▸ Exercise aim
Present the lines below as a numbered list, omitting blank lines and leaving out the pictures.

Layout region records
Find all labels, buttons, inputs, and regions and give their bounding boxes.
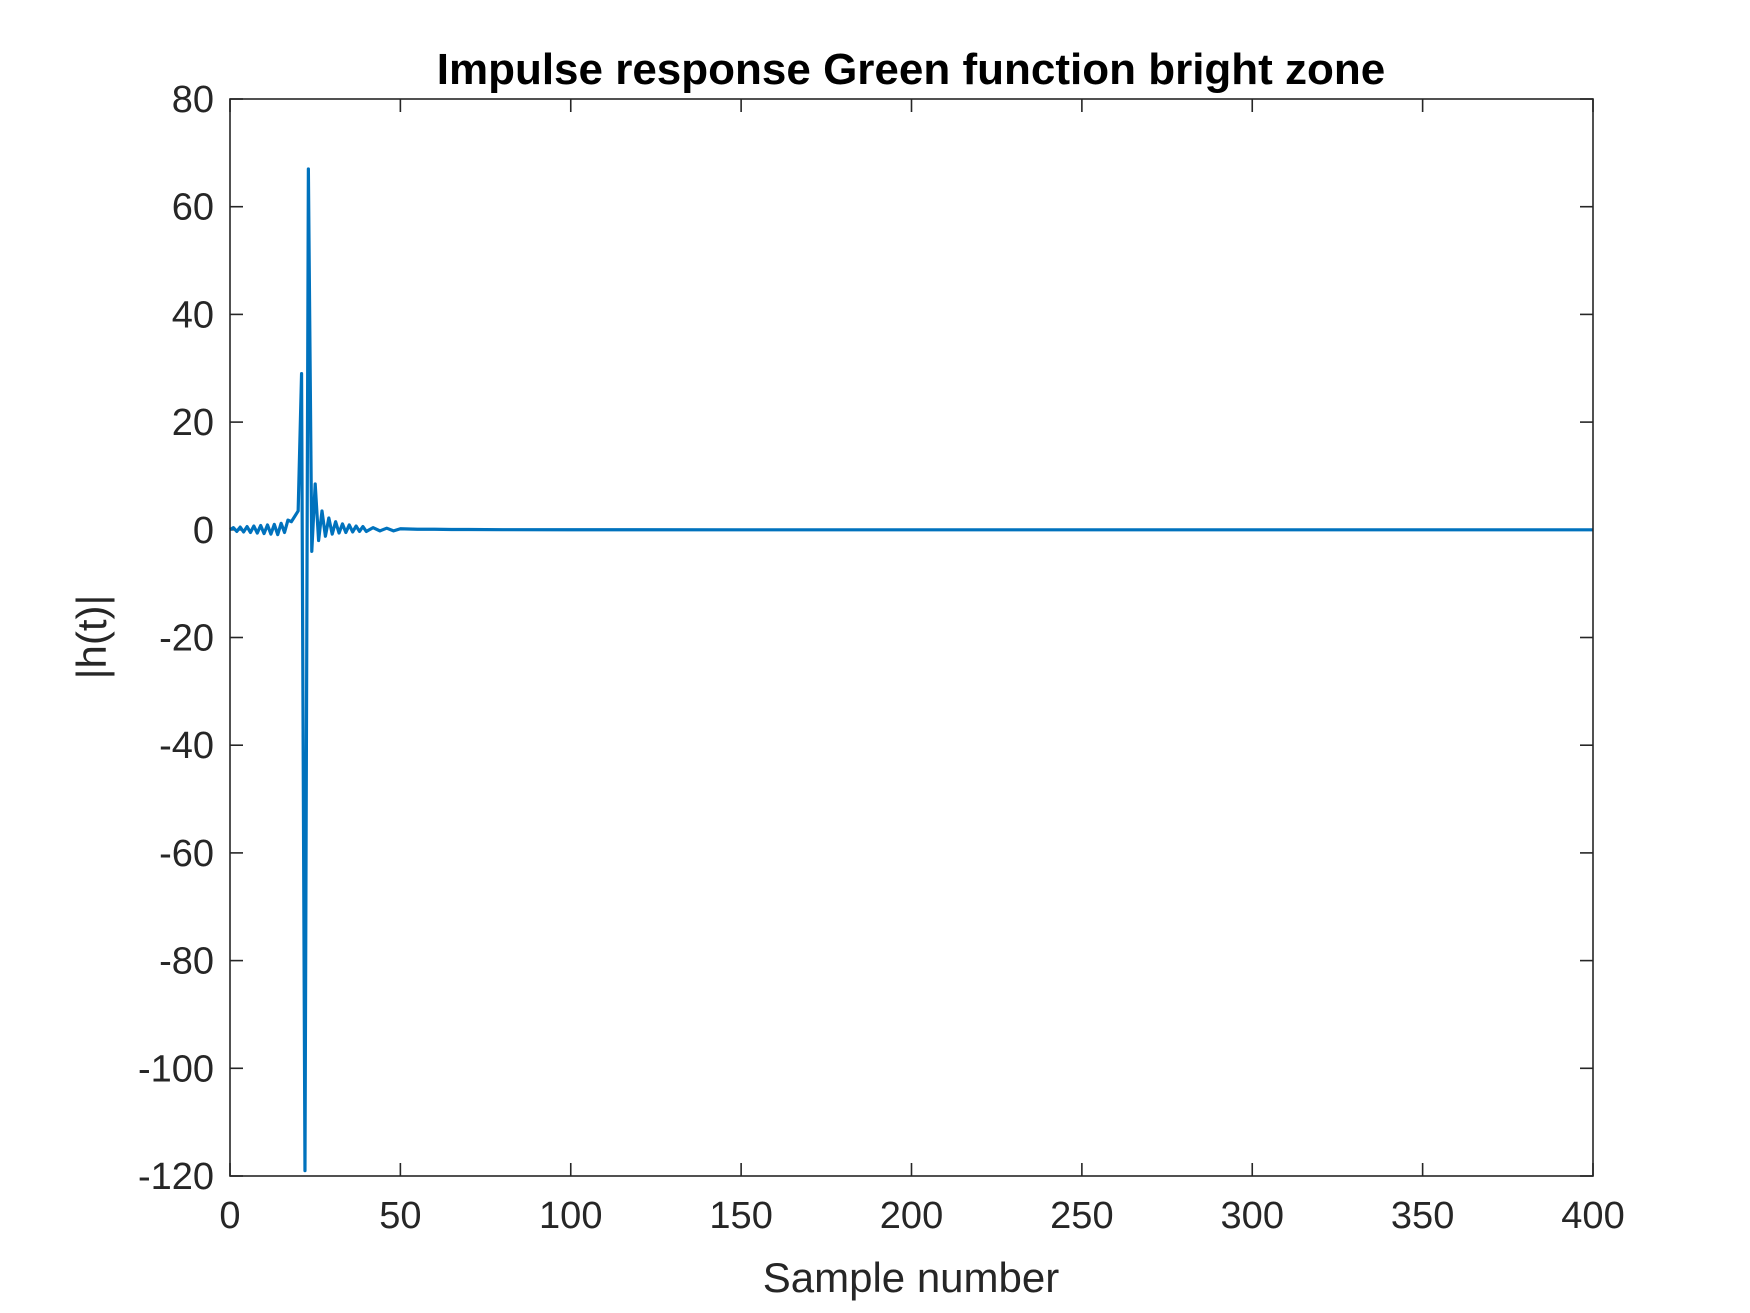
x-tick-label: 300 xyxy=(1221,1195,1284,1237)
x-tick-label: 0 xyxy=(219,1195,240,1237)
x-tick-label: 400 xyxy=(1561,1195,1624,1237)
y-tick-label: -40 xyxy=(159,725,214,767)
y-tick-label: 80 xyxy=(172,79,214,121)
y-tick-label: -80 xyxy=(159,941,214,983)
chart-title: Impulse response Green function bright z… xyxy=(437,45,1386,94)
x-tick-label: 50 xyxy=(379,1195,421,1237)
y-tick-label: 20 xyxy=(172,402,214,444)
y-tick-label: -120 xyxy=(138,1156,214,1198)
x-tick-label: 200 xyxy=(880,1195,943,1237)
x-tick-label: 150 xyxy=(709,1195,772,1237)
x-tick-label: 250 xyxy=(1050,1195,1113,1237)
plot-background xyxy=(230,99,1593,1176)
y-axis-label: |h(t)| xyxy=(68,595,115,680)
y-tick-label: -60 xyxy=(159,833,214,875)
plot-frame xyxy=(229,98,1594,1177)
y-tick-label: 0 xyxy=(193,510,214,552)
y-tick-label: 60 xyxy=(172,187,214,229)
y-tick-label: -20 xyxy=(159,618,214,660)
y-tick-label: -100 xyxy=(138,1048,214,1090)
series-group xyxy=(229,167,1593,1173)
series-line xyxy=(229,167,1593,1173)
x-tick-label: 100 xyxy=(539,1195,602,1237)
x-axis-label: Sample number xyxy=(763,1254,1059,1301)
x-tick-label: 350 xyxy=(1391,1195,1454,1237)
y-tick-label: 40 xyxy=(172,294,214,336)
axis-tick-labels: 0 50 100 150 200 250 300 350 400-120-100-80-60-4… xyxy=(138,79,1625,1237)
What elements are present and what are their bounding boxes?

▸ Response
1. Find all labels, buttons, inputs, and regions and give their bounding boxes.
2. x-tick-label: 300 xyxy=(1221,1195,1284,1237)
3. x-tick-label: 0 xyxy=(219,1195,240,1237)
4. x-tick-label: 400 xyxy=(1561,1195,1624,1237)
5. y-tick-label: -40 xyxy=(159,725,214,767)
6. y-tick-label: 80 xyxy=(172,79,214,121)
7. y-tick-label: -80 xyxy=(159,941,214,983)
8. chart-title: Impulse response Green function bright z… xyxy=(437,45,1386,94)
9. x-tick-label: 50 xyxy=(379,1195,421,1237)
10. y-tick-label: 20 xyxy=(172,402,214,444)
11. y-tick-label: -120 xyxy=(138,1156,214,1198)
12. x-tick-label: 200 xyxy=(880,1195,943,1237)
13. x-tick-label: 150 xyxy=(709,1195,772,1237)
14. x-tick-label: 250 xyxy=(1050,1195,1113,1237)
15. plot-background xyxy=(230,99,1593,1176)
16. y-axis-label: |h(t)| xyxy=(68,595,115,680)
17. y-tick-label: -60 xyxy=(159,833,214,875)
18. plot-frame xyxy=(229,98,1594,1177)
19. y-tick-label: 0 xyxy=(193,510,214,552)
20. y-tick-label: 60 xyxy=(172,187,214,229)
21. y-tick-label: -20 xyxy=(159,618,214,660)
22. y-tick-label: -100 xyxy=(138,1048,214,1090)
23. series-group xyxy=(229,167,1593,1173)
24. series-line xyxy=(229,167,1593,1173)
25. x-tick-label: 100 xyxy=(539,1195,602,1237)
26. x-axis-label: Sample number xyxy=(763,1254,1059,1301)
27. x-tick-label: 350 xyxy=(1391,1195,1454,1237)
28. y-tick-label: 40 xyxy=(172,294,214,336)
29. axis-tick-labels: 0 50 100 150 200 250 300 350 400-120-100-80-60-4… xyxy=(138,79,1625,1237)
30. What elements are present and what are their bounding boxes?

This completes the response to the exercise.